Check each line below for the word "https" and give the number of lines that have it, nothing more.

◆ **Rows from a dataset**
______________________________
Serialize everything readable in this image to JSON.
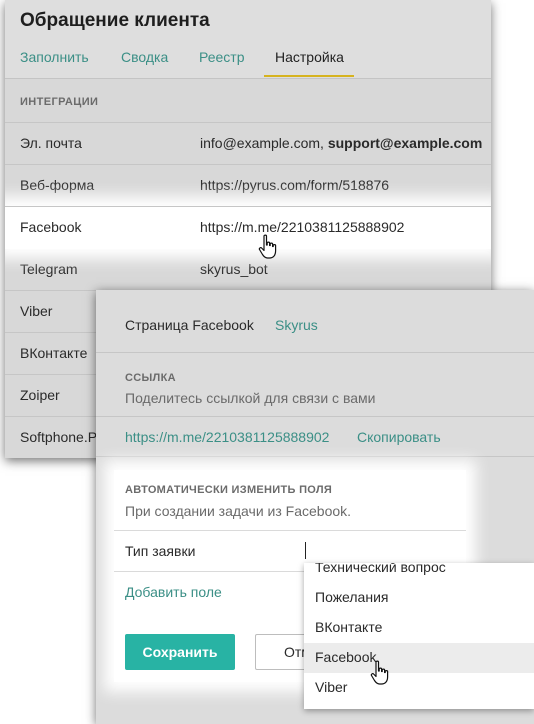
{
  "panel1": {
    "title": "Обращение клиента",
    "tabs": [
      "Заполнить",
      "Сводка",
      "Реестр",
      "Настройка"
    ],
    "active_tab": "Настройка",
    "section_caption": "ИНТЕГРАЦИИ",
    "rows": [
      {
        "label": "Эл. почта",
        "value": "info@example.com, ",
        "value_bold": "support@example.com"
      },
      {
        "label": "Веб-форма",
        "value": "https://pyrus.com/form/518876"
      },
      {
        "label": "Facebook",
        "value": "https://m.me/2210381125888902"
      },
      {
        "label": "Telegram",
        "value": "skyrus_bot"
      },
      {
        "label": "Viber"
      },
      {
        "label": "ВКонтакте"
      },
      {
        "label": "Zoiper"
      },
      {
        "label": "Softphone.Pro"
      }
    ]
  },
  "panel2": {
    "page_label": "Страница Facebook",
    "page_value": "Skyrus",
    "link_caption": "ССЫЛКА",
    "link_sub": "Поделитесь ссылкой для связи с вами",
    "link_url": "https://m.me/2210381125888902",
    "copy_label": "Скопировать",
    "auto_caption": "АВТОМАТИЧЕСКИ ИЗМЕНИТЬ ПОЛЯ",
    "auto_sub": "При создании задачи из Facebook.",
    "field_label": "Тип заявки",
    "add_field": "Добавить поле",
    "save_label": "Сохранить",
    "cancel_label": "Отмена"
  },
  "dropdown": {
    "items": [
      "Технический вопрос",
      "Пожелания",
      "ВКонтакте",
      "Facebook",
      "Viber"
    ],
    "hovered": "Facebook"
  },
  "colors": {
    "accent_link": "#3b8f86",
    "tab_underline": "#d6b31f",
    "save_button": "#28b3a4"
  },
  "icons": {
    "cursor": "hand-pointer-icon"
  }
}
______________________________
◆ **Finished answer**
3